WHAT THIS TASK INVOLVES →
Copy out every one of the following entries line for line, changing nothing.
[begin INFORMATION PROVIDED]
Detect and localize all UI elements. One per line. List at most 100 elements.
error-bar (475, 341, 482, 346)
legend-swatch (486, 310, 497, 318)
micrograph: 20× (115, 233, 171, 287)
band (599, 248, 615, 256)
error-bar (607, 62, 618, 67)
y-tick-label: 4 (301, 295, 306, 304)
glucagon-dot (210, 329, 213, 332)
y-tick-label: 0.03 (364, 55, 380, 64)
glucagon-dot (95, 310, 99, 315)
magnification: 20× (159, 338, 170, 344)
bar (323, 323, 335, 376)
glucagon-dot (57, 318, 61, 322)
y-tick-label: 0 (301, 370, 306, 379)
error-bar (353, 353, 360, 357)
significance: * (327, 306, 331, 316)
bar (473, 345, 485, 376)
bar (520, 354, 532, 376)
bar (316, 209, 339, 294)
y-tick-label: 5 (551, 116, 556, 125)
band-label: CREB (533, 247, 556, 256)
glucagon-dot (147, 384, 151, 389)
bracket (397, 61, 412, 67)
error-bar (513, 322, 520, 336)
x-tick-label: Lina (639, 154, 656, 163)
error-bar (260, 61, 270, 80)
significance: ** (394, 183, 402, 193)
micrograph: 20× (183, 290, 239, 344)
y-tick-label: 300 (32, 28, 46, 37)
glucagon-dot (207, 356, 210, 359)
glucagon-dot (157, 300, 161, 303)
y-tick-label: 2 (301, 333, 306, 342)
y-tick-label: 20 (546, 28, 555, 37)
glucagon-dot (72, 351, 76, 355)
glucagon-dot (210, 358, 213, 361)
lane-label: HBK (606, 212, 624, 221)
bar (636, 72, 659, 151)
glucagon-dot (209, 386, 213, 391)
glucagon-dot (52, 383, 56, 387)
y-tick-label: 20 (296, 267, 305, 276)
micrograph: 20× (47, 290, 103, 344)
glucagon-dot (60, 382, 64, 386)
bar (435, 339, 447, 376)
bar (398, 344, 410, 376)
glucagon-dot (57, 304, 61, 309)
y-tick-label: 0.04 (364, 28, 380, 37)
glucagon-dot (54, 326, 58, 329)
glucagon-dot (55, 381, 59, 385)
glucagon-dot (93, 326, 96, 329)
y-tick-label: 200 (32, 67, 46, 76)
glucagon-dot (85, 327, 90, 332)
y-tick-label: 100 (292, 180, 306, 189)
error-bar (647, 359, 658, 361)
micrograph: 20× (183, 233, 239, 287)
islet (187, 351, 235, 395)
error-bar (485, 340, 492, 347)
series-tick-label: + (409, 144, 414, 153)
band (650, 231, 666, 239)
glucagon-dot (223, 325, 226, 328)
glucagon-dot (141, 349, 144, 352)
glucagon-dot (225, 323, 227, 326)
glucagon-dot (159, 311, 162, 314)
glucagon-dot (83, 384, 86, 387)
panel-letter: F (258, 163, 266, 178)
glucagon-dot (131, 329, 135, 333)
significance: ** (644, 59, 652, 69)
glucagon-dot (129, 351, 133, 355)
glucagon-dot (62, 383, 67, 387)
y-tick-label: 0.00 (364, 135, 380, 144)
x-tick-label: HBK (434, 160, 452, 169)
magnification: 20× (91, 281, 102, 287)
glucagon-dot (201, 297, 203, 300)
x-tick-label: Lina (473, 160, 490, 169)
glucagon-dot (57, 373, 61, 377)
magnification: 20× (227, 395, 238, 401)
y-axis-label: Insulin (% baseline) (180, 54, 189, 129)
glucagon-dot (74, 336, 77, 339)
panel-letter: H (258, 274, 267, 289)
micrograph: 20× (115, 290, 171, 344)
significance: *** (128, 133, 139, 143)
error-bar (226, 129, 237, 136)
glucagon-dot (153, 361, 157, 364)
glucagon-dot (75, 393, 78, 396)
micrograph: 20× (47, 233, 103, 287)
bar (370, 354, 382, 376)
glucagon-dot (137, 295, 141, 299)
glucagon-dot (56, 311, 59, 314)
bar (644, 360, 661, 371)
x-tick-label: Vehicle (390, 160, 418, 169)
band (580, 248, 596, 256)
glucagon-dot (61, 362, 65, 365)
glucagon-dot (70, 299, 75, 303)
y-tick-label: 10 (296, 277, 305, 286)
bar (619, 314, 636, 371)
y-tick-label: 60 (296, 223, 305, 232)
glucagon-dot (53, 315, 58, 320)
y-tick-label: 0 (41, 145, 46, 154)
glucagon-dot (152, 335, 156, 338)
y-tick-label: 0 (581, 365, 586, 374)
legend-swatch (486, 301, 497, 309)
[end INFORMATION PROVIDED]
ANSWER →
Detect and localize all UI elements. One per line. List at most 100 elements.
error-bar (475, 341, 482, 346)
legend-swatch (486, 310, 497, 318)
micrograph: 20× (115, 233, 171, 287)
band (599, 248, 615, 256)
error-bar (607, 62, 618, 67)
y-tick-label: 4 (301, 295, 306, 304)
glucagon-dot (210, 329, 213, 332)
y-tick-label: 0.03 (364, 55, 380, 64)
glucagon-dot (95, 310, 99, 315)
magnification: 20× (159, 338, 170, 344)
bar (323, 323, 335, 376)
glucagon-dot (57, 318, 61, 322)
y-tick-label: 0 (301, 370, 306, 379)
error-bar (353, 353, 360, 357)
significance: * (327, 306, 331, 316)
bar (473, 345, 485, 376)
bar (520, 354, 532, 376)
bar (316, 209, 339, 294)
y-tick-label: 5 (551, 116, 556, 125)
band-label: CREB (533, 247, 556, 256)
glucagon-dot (147, 384, 151, 389)
bracket (397, 61, 412, 67)
error-bar (513, 322, 520, 336)
x-tick-label: Lina (639, 154, 656, 163)
error-bar (260, 61, 270, 80)
significance: ** (394, 183, 402, 193)
micrograph: 20× (183, 290, 239, 344)
y-tick-label: 300 (32, 28, 46, 37)
glucagon-dot (207, 356, 210, 359)
glucagon-dot (157, 300, 161, 303)
y-tick-label: 2 (301, 333, 306, 342)
y-tick-label: 20 (546, 28, 555, 37)
glucagon-dot (72, 351, 76, 355)
glucagon-dot (210, 358, 213, 361)
lane-label: HBK (606, 212, 624, 221)
bar (636, 72, 659, 151)
glucagon-dot (209, 386, 213, 391)
glucagon-dot (52, 383, 56, 387)
y-tick-label: 20 (296, 267, 305, 276)
micrograph: 20× (47, 290, 103, 344)
glucagon-dot (60, 382, 64, 386)
bar (435, 339, 447, 376)
bar (398, 344, 410, 376)
glucagon-dot (57, 304, 61, 309)
y-tick-label: 0.04 (364, 28, 380, 37)
glucagon-dot (54, 326, 58, 329)
glucagon-dot (55, 381, 59, 385)
glucagon-dot (93, 326, 96, 329)
y-tick-label: 200 (32, 67, 46, 76)
glucagon-dot (85, 327, 90, 332)
y-tick-label: 100 (292, 180, 306, 189)
error-bar (647, 359, 658, 361)
micrograph: 20× (183, 233, 239, 287)
islet (187, 351, 235, 395)
error-bar (485, 340, 492, 347)
series-tick-label: + (409, 144, 414, 153)
band (650, 231, 666, 239)
glucagon-dot (223, 325, 226, 328)
glucagon-dot (141, 349, 144, 352)
glucagon-dot (225, 323, 227, 326)
glucagon-dot (159, 311, 162, 314)
glucagon-dot (83, 384, 86, 387)
panel-letter: F (258, 163, 266, 178)
glucagon-dot (131, 329, 135, 333)
significance: ** (644, 59, 652, 69)
glucagon-dot (129, 351, 133, 355)
glucagon-dot (62, 383, 67, 387)
y-tick-label: 0.00 (364, 135, 380, 144)
x-tick-label: HBK (434, 160, 452, 169)
magnification: 20× (91, 281, 102, 287)
glucagon-dot (201, 297, 203, 300)
x-tick-label: Lina (473, 160, 490, 169)
glucagon-dot (57, 373, 61, 377)
magnification: 20× (227, 395, 238, 401)
y-axis-label: Insulin (% baseline) (180, 54, 189, 129)
glucagon-dot (74, 336, 77, 339)
panel-letter: H (258, 274, 267, 289)
micrograph: 20× (115, 290, 171, 344)
significance: *** (128, 133, 139, 143)
error-bar (226, 129, 237, 136)
glucagon-dot (153, 361, 157, 364)
glucagon-dot (75, 393, 78, 396)
micrograph: 20× (47, 233, 103, 287)
bar (370, 354, 382, 376)
glucagon-dot (137, 295, 141, 299)
glucagon-dot (56, 311, 59, 314)
bar (644, 360, 661, 371)
x-tick-label: Vehicle (390, 160, 418, 169)
band (580, 248, 596, 256)
glucagon-dot (61, 362, 65, 365)
glucagon-dot (70, 299, 75, 303)
y-tick-label: 10 (296, 277, 305, 286)
bar (619, 314, 636, 371)
y-tick-label: 60 (296, 223, 305, 232)
glucagon-dot (53, 315, 58, 320)
y-tick-label: 0 (41, 145, 46, 154)
glucagon-dot (152, 335, 156, 338)
y-tick-label: 0 (581, 365, 586, 374)
legend-swatch (486, 301, 497, 309)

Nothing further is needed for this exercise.